Does Facebook Suppress News Stories From Conservatives?

A Gizmodo story first published in May 2016 that we initially deemed Unproven has since been proven false.

According to the story:

Several former Facebook “news curators,” as they were known internally, also told Gizmodo that they were instructed to artificially “inject” selected stories into the trending news module, even if they weren’t popular enough to warrant inclusion—or in some cases weren’t trending at all. The former curators, all of whom worked as contractors, also said they were directed not to include news about Facebook itself in the trending module.

One of the contractors, speaking on condition of anonymity, claimed that topics related to “conservatives” was particularly stifled and compiled a list they said demonstrated their point:

Among the deep-sixed or suppressed topics on the list: former IRS official Lois Lerner, who was accused by Republicans of inappropriately scrutinizing conservative groups; Wisconsin Gov. Scott Walker; popular conservative news aggregator the Drudge Report; Chris Kyle, the former Navy SEAL who was murdered in 2013; and former Fox News contributor Steven Crowder. “I believe it had a chilling effect on conservative news,” the former curator said.

The story was published less than a week after Gizmodo reported on the makeup of the news curation teams:

The trending news section is run by people in their 20s and early 30s, most of whom graduated from Ivy League and private East Coast schools like Columbia University and NYU. They’ve previously worked at outlets like the New York Daily News, Bloomberg, MSNBC, and the Guardian. Some former curators have left Facebook for jobs at organizations including the New Yorker, Mashable, and Sky Sports.

According to former team members interviewed by Gizmodo, this small group has the power to choose what stories make it onto the trending bar and, more importantly, what news sites each topic links out to. “We choose what’s trending,” said one. “There was no real standard for measuring what qualified as news and what didn’t. It was up to the news curator to decide.”

In that story, Gizmodo reported that several former workers felt like “they were there not to work, but to serve as training modules for Facebook’s algorithm.”

Two years later, in the midst of the platform’s stated efforts to engage with fact-checkers, our own editor-in-chief Brooke Binkowski criticized Facebook for similar inaction.

Required work: Copy word for word the portion of the article about Facebook and conservative news starting at "Two years later, in" and ending at "for similar inaction.". The lines that follow have no connection to the article about Facebook and conservative news.

Provided material:
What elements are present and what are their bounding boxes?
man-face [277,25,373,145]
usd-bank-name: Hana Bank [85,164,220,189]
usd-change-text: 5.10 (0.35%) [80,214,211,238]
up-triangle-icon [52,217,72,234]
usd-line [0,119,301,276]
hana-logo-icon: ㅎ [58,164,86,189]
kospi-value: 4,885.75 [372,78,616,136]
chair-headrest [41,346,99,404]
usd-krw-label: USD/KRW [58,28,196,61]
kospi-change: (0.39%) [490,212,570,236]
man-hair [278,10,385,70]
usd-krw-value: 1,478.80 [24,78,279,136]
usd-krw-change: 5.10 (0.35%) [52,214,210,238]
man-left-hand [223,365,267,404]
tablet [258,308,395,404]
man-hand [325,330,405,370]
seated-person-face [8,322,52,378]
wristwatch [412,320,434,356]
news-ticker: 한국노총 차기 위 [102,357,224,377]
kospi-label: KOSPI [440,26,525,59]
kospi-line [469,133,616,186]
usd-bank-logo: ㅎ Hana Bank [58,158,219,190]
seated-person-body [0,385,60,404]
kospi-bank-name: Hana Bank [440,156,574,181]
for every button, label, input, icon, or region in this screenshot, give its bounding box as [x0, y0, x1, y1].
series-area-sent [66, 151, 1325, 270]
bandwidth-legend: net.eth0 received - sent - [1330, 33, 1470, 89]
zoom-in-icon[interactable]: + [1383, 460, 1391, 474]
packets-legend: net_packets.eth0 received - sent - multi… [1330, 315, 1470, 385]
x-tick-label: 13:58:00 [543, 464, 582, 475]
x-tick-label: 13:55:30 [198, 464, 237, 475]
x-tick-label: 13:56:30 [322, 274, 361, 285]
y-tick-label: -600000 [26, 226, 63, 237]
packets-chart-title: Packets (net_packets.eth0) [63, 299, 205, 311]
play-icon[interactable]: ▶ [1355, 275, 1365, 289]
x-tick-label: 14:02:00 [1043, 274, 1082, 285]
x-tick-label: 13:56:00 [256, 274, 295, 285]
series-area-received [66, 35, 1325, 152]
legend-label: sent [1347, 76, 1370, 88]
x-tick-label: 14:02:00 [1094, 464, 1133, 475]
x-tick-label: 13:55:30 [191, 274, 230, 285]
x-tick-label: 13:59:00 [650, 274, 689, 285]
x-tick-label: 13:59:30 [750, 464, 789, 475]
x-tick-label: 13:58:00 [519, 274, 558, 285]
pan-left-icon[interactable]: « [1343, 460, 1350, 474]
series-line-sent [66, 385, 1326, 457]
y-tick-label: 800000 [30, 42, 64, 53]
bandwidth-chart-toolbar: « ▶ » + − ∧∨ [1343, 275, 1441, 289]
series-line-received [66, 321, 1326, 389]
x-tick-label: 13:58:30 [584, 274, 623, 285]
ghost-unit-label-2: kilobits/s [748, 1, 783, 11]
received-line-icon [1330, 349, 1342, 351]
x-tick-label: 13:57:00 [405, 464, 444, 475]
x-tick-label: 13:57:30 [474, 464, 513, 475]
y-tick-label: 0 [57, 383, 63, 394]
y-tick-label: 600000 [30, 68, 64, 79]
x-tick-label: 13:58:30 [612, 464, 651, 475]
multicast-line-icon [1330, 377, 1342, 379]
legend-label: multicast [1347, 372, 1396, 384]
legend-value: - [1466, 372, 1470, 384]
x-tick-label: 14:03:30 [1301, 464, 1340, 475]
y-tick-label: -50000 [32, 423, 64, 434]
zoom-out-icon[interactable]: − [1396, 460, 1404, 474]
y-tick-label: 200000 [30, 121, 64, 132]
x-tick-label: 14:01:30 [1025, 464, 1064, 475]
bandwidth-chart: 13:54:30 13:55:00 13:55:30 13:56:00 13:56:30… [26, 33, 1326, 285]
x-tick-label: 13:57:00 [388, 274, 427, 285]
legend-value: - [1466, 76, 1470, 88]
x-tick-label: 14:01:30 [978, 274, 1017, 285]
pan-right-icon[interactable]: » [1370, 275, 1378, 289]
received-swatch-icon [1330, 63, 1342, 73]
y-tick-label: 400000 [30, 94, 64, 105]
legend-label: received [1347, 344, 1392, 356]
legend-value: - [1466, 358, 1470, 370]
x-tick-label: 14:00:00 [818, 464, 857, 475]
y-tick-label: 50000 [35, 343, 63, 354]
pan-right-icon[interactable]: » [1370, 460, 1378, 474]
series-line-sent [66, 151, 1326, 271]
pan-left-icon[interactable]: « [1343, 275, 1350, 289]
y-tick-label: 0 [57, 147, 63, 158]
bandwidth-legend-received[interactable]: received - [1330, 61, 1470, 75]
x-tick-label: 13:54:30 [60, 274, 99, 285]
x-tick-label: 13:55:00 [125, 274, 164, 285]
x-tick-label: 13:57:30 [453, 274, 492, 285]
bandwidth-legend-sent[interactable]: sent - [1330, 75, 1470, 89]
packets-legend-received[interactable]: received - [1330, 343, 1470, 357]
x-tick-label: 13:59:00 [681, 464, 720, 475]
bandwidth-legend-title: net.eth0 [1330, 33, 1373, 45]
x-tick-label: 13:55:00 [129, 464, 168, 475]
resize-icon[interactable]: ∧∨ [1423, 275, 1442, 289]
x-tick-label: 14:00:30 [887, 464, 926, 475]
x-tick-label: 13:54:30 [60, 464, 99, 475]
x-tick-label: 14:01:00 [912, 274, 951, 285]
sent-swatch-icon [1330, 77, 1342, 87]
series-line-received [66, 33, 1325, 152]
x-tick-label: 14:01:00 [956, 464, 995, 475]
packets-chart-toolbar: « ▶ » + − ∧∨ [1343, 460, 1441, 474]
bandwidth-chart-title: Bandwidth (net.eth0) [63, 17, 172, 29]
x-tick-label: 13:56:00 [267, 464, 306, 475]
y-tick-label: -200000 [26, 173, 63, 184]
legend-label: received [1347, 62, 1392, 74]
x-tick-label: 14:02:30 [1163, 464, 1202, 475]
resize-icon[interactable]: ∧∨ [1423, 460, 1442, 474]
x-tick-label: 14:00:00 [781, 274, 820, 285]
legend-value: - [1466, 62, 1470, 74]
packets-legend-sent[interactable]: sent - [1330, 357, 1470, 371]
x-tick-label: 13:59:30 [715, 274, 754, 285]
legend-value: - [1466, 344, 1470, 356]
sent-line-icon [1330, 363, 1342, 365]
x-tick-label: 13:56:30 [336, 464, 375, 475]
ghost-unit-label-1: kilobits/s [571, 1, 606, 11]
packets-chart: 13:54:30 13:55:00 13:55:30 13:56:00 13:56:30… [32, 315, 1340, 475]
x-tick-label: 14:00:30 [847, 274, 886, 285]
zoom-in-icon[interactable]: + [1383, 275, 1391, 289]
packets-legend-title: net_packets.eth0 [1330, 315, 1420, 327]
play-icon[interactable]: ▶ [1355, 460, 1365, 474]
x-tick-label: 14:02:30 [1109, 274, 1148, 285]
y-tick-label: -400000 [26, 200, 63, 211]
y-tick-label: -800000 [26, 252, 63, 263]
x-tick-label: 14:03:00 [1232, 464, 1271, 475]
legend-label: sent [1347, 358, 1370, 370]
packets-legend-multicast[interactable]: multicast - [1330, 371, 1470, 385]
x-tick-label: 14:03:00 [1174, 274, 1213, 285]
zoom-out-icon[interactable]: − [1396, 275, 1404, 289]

Your solution:
Two years later, in the midst of the platform’s stated efforts to engage with fact-checkers, our own editor-in-chief Brooke Binkowski criticized Facebook for similar inaction.